→ SET TASK:
Count lines holding the word "swatch". Only the number is wanted.

◆ ◆ ◆

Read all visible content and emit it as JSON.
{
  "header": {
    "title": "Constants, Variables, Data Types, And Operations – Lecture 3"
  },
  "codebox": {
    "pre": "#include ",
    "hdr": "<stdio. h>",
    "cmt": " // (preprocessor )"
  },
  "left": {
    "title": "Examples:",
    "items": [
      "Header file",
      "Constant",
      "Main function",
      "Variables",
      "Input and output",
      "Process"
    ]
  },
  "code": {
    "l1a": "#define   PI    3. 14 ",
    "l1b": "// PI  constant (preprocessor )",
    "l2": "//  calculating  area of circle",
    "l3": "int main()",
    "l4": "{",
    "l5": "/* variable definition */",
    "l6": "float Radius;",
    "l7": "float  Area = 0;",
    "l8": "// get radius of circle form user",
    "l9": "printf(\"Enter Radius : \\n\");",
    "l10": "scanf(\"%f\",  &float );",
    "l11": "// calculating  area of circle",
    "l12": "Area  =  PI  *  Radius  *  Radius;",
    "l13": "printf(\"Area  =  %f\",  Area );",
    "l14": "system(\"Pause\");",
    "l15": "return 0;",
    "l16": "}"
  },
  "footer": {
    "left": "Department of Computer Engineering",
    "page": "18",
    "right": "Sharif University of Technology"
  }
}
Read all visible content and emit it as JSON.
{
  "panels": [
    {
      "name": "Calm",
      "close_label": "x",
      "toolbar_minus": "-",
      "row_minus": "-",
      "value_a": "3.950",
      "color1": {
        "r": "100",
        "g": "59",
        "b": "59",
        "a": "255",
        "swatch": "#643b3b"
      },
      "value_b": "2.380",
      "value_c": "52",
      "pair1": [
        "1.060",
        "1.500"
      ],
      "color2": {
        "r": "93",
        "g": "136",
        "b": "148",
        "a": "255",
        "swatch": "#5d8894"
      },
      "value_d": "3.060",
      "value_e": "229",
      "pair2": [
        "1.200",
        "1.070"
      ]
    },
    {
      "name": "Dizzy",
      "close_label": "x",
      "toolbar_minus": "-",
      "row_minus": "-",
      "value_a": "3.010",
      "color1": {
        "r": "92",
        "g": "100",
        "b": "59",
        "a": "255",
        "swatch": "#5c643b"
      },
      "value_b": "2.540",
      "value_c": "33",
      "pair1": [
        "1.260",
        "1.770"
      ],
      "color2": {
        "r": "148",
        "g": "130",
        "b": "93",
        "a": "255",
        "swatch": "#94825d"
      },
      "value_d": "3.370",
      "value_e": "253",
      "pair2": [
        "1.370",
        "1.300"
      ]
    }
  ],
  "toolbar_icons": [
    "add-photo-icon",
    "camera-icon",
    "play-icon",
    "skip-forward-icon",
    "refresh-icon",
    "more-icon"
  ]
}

◆ ◆ ◆

→ EXPECTED ANSWER:
4